>> Begin
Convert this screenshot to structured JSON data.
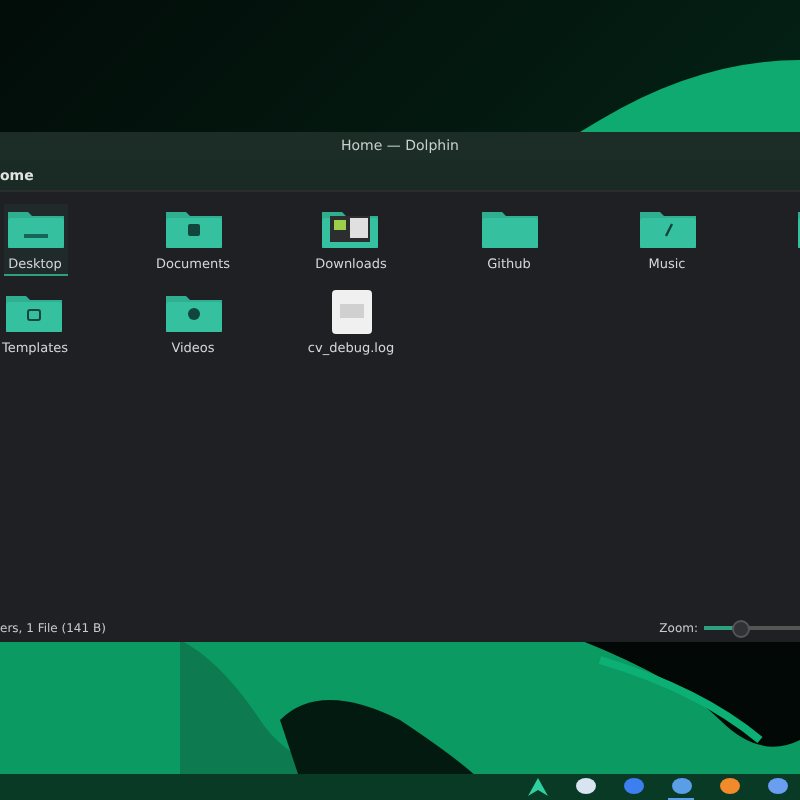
{
  "window": {
    "title": "Home — Dolphin"
  },
  "breadcrumb": "ome",
  "files": [
    {
      "name": "Desktop",
      "kind": "desktop",
      "selected": true
    },
    {
      "name": "Documents",
      "kind": "documents",
      "selected": false
    },
    {
      "name": "Downloads",
      "kind": "downloads",
      "selected": false
    },
    {
      "name": "Github",
      "kind": "folder",
      "selected": false
    },
    {
      "name": "Music",
      "kind": "music",
      "selected": false
    },
    {
      "kind": "folder",
      "selected": false
    },
    {
      "name": "Templates",
      "kind": "templates",
      "selected": false
    },
    {
      "name": "Videos",
      "kind": "videos",
      "selected": false
    },
    {
      "name": "cv_debug.log",
      "kind": "file",
      "selected": false
    }
  ],
  "status_bar": {
    "text": "ers, 1 File (141 B)",
    "zoom_label": "Zoom:",
    "zoom": {
      "level": 0.2
    }
  },
  "taskbar": {
    "items": [
      {
        "kind": "launcher",
        "active": false
      },
      {
        "kind": "app",
        "color": "#d8e4f0",
        "active": false
      },
      {
        "kind": "app",
        "color": "#3d7ef0",
        "active": false
      },
      {
        "kind": "app",
        "color": "#5b9ee8",
        "active": true
      },
      {
        "kind": "app",
        "color": "#f08a2a",
        "active": false
      },
      {
        "kind": "app",
        "color": "#6b9ef0",
        "active": false
      }
    ]
  }
}
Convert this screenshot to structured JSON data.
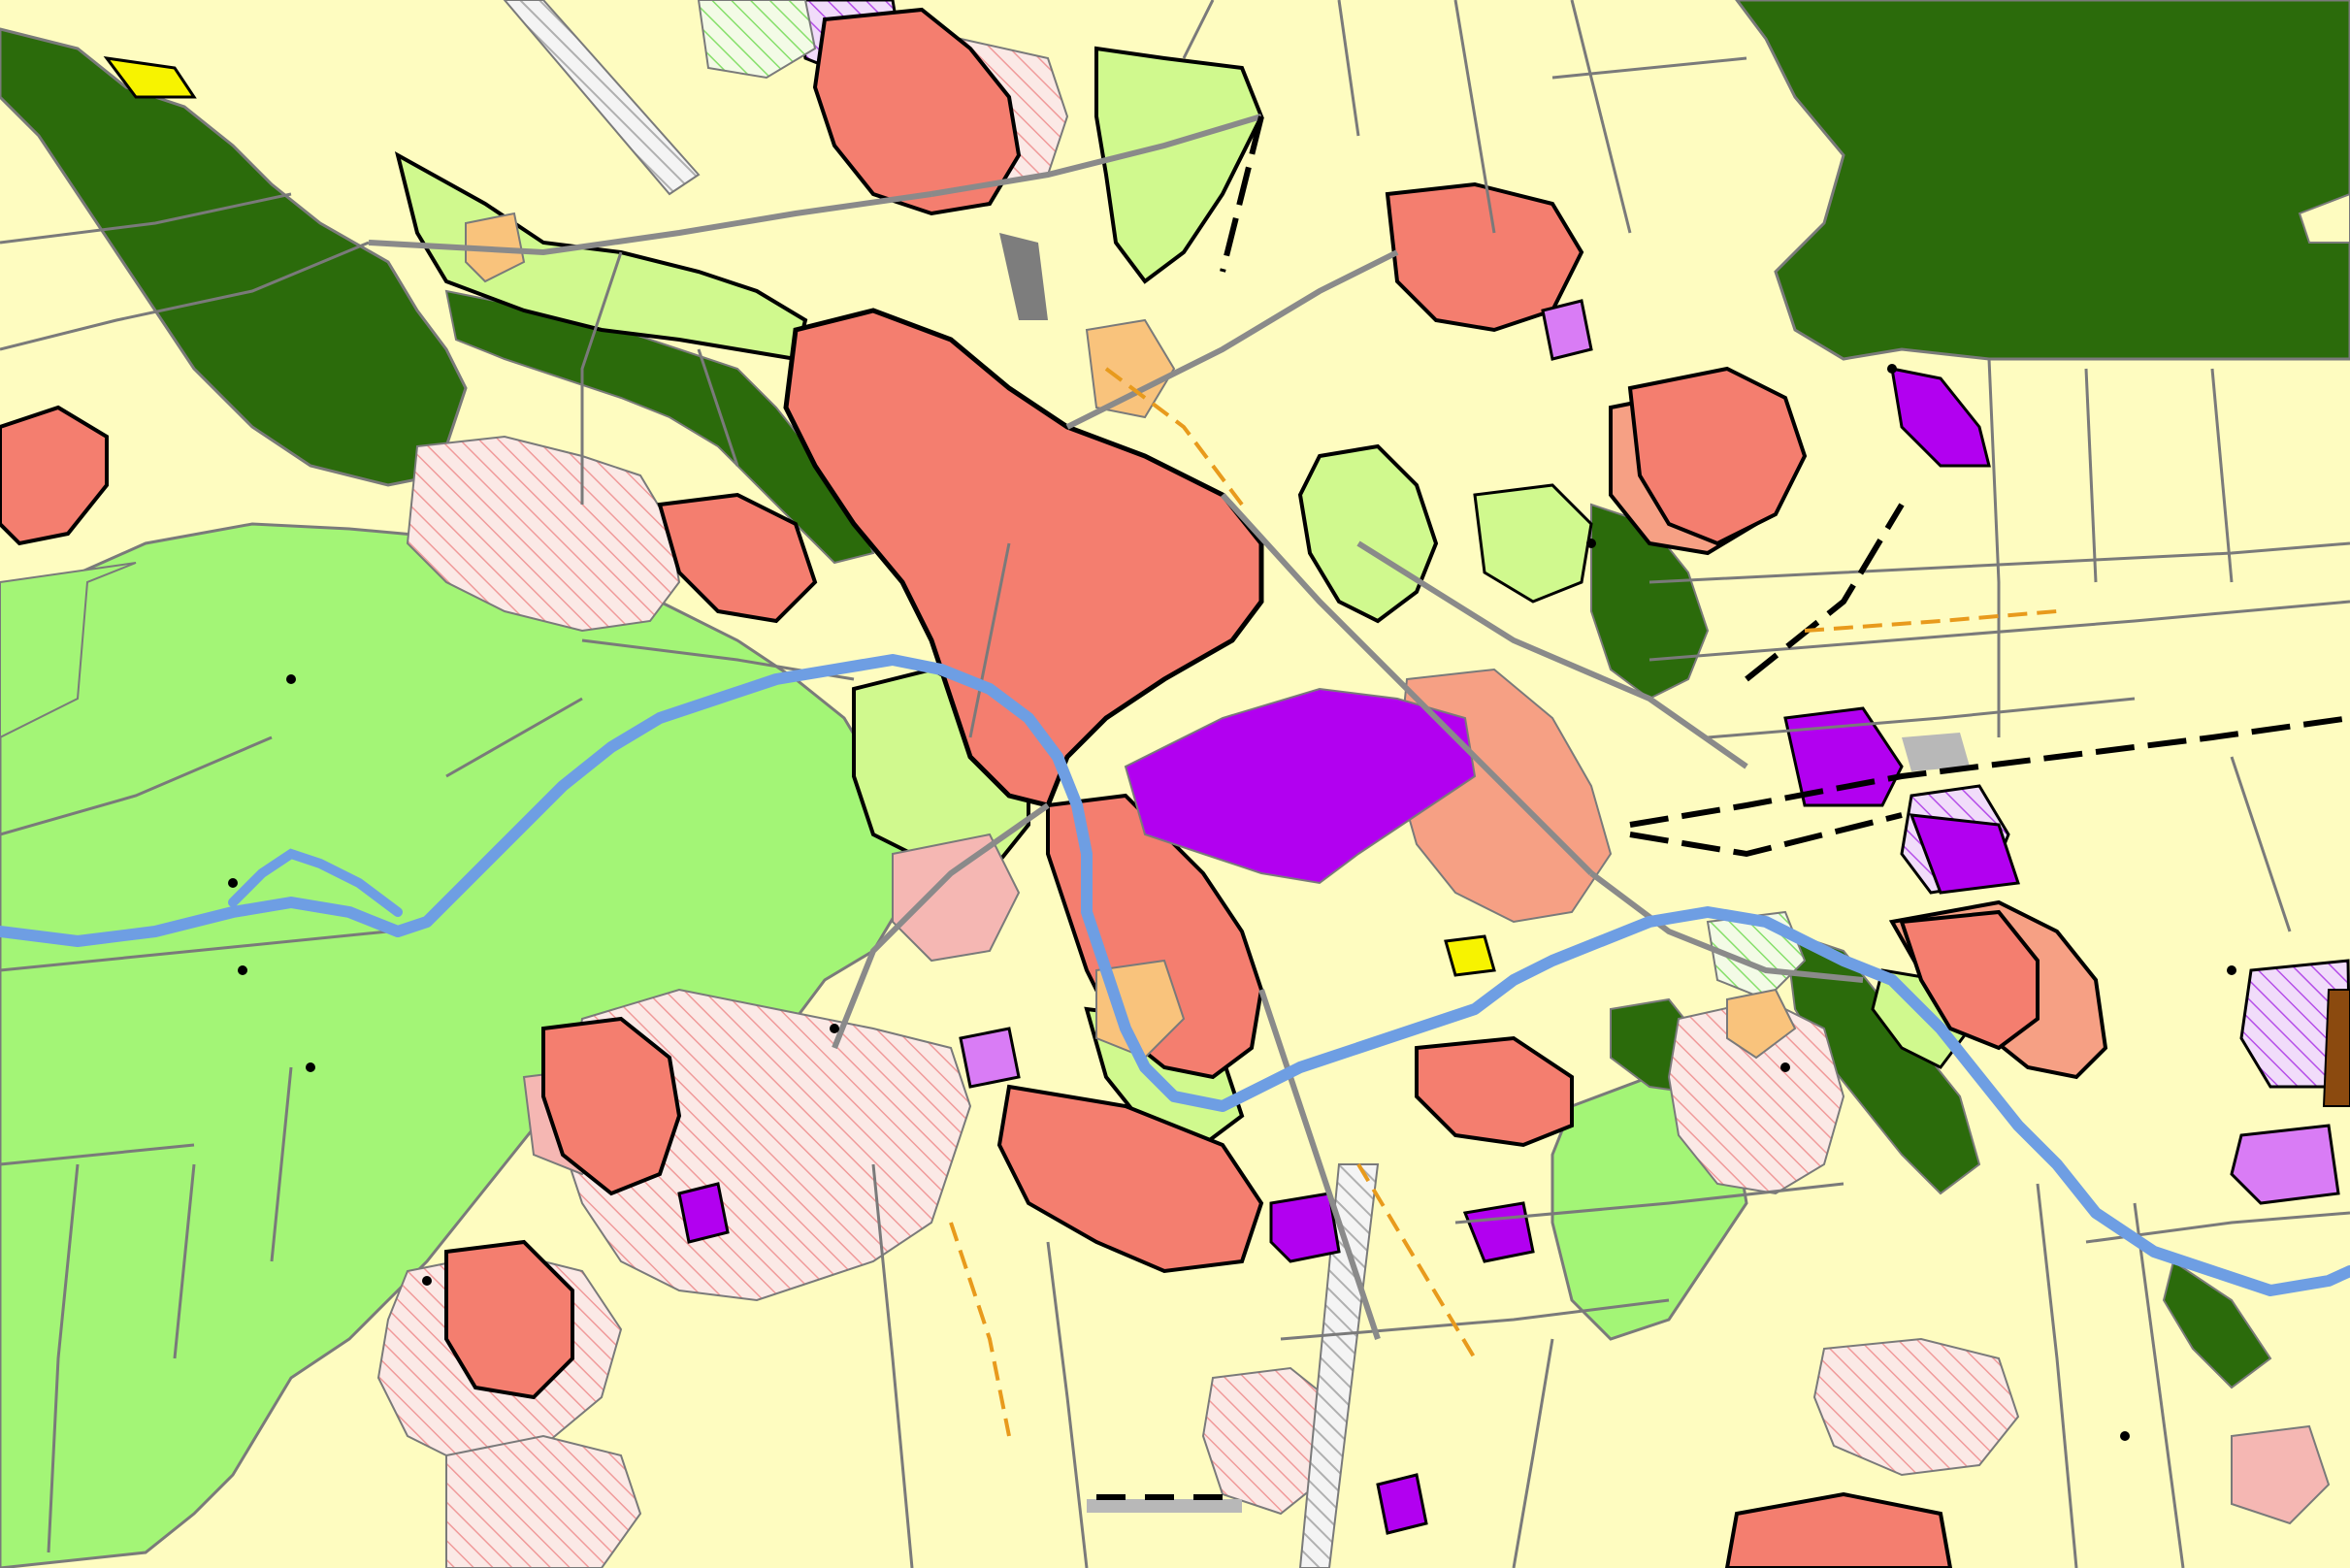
>> End
### PROBLEM DESCRIPTION
Locate the string "name" in the listing above and copy every line where it occurs.

### WRITTEN REPLY
      "name": "Desktop",
      "name": "Documents",
      "name": "Downloads",
      "name": "Github",
      "name": "Music",
      "name": "Templates",
      "name": "Videos",
      "name": "cv_debug.log",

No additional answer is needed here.